**Provided material**
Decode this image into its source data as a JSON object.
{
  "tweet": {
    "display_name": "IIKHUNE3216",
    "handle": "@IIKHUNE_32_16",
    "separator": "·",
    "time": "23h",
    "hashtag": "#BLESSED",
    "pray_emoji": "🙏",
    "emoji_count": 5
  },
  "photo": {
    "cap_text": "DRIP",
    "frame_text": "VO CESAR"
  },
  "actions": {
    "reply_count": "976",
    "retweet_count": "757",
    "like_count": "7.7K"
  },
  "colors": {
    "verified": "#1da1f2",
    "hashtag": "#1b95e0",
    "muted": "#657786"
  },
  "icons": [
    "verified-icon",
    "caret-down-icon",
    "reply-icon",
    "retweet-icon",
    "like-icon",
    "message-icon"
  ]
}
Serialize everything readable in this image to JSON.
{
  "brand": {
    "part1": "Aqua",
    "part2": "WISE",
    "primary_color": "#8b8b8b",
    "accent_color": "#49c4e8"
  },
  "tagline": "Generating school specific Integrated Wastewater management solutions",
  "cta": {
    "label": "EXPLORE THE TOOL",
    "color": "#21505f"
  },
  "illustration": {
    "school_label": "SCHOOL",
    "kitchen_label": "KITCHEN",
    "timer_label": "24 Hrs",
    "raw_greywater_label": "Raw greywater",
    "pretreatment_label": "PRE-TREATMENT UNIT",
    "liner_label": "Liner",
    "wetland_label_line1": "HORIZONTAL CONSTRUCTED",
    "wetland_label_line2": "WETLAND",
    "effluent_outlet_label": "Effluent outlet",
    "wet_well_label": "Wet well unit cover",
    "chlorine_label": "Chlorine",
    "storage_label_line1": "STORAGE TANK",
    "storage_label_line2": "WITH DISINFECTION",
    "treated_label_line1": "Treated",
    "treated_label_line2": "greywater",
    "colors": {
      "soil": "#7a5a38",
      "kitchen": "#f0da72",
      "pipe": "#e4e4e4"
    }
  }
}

**Work to be completed**
From the line containing "Serialize everything readable" through the final line of the listing above, retype every line exactly; leave out everything else.

**Answer to this problem**
Serialize everything readable in this image to JSON.
{
  "brand": {
    "part1": "Aqua",
    "part2": "WISE",
    "primary_color": "#8b8b8b",
    "accent_color": "#49c4e8"
  },
  "tagline": "Generating school specific Integrated Wastewater management solutions",
  "cta": {
    "label": "EXPLORE THE TOOL",
    "color": "#21505f"
  },
  "illustration": {
    "school_label": "SCHOOL",
    "kitchen_label": "KITCHEN",
    "timer_label": "24 Hrs",
    "raw_greywater_label": "Raw greywater",
    "pretreatment_label": "PRE-TREATMENT UNIT",
    "liner_label": "Liner",
    "wetland_label_line1": "HORIZONTAL CONSTRUCTED",
    "wetland_label_line2": "WETLAND",
    "effluent_outlet_label": "Effluent outlet",
    "wet_well_label": "Wet well unit cover",
    "chlorine_label": "Chlorine",
    "storage_label_line1": "STORAGE TANK",
    "storage_label_line2": "WITH DISINFECTION",
    "treated_label_line1": "Treated",
    "treated_label_line2": "greywater",
    "colors": {
      "soil": "#7a5a38",
      "kitchen": "#f0da72",
      "pipe": "#e4e4e4"
    }
  }
}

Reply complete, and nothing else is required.